Aim of the task:
Can you write out all the lines word for word, with no pictures?

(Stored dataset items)
■ ■ ■

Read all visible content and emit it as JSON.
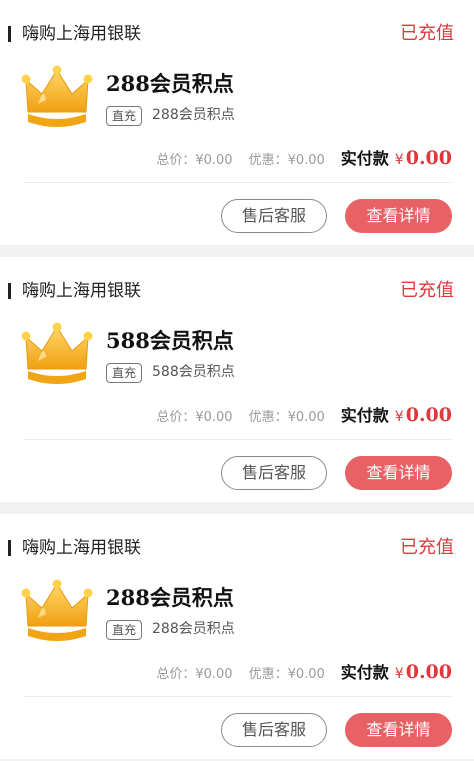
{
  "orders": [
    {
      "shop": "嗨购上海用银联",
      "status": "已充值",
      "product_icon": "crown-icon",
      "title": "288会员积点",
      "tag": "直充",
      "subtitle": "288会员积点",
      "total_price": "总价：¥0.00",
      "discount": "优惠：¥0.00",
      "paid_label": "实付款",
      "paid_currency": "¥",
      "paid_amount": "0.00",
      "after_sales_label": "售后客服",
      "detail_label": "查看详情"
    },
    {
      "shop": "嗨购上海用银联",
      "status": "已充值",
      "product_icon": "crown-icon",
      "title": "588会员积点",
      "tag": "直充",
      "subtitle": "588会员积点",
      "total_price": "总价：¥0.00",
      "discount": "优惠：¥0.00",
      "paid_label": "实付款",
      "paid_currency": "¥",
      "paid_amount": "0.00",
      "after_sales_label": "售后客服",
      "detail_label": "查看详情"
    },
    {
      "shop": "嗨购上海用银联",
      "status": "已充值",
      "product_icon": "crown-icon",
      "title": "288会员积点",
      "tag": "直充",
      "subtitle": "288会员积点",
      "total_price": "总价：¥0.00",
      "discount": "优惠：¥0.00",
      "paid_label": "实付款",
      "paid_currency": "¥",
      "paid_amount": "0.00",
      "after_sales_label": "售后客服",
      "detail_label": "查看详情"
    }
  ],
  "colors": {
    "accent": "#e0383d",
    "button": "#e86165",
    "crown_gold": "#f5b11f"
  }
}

■ ■ ■

Written response:
Read all visible content and emit it as JSON.
{
  "orders": [
    {
      "shop": "嗨购上海用银联",
      "status": "已充值",
      "product_icon": "crown-icon",
      "title": "288会员积点",
      "tag": "直充",
      "subtitle": "288会员积点",
      "total_price": "总价：¥0.00",
      "discount": "优惠：¥0.00",
      "paid_label": "实付款",
      "paid_currency": "¥",
      "paid_amount": "0.00",
      "after_sales_label": "售后客服",
      "detail_label": "查看详情"
    },
    {
      "shop": "嗨购上海用银联",
      "status": "已充值",
      "product_icon": "crown-icon",
      "title": "588会员积点",
      "tag": "直充",
      "subtitle": "588会员积点",
      "total_price": "总价：¥0.00",
      "discount": "优惠：¥0.00",
      "paid_label": "实付款",
      "paid_currency": "¥",
      "paid_amount": "0.00",
      "after_sales_label": "售后客服",
      "detail_label": "查看详情"
    },
    {
      "shop": "嗨购上海用银联",
      "status": "已充值",
      "product_icon": "crown-icon",
      "title": "288会员积点",
      "tag": "直充",
      "subtitle": "288会员积点",
      "total_price": "总价：¥0.00",
      "discount": "优惠：¥0.00",
      "paid_label": "实付款",
      "paid_currency": "¥",
      "paid_amount": "0.00",
      "after_sales_label": "售后客服",
      "detail_label": "查看详情"
    }
  ],
  "colors": {
    "accent": "#e0383d",
    "button": "#e86165",
    "crown_gold": "#f5b11f"
  }
}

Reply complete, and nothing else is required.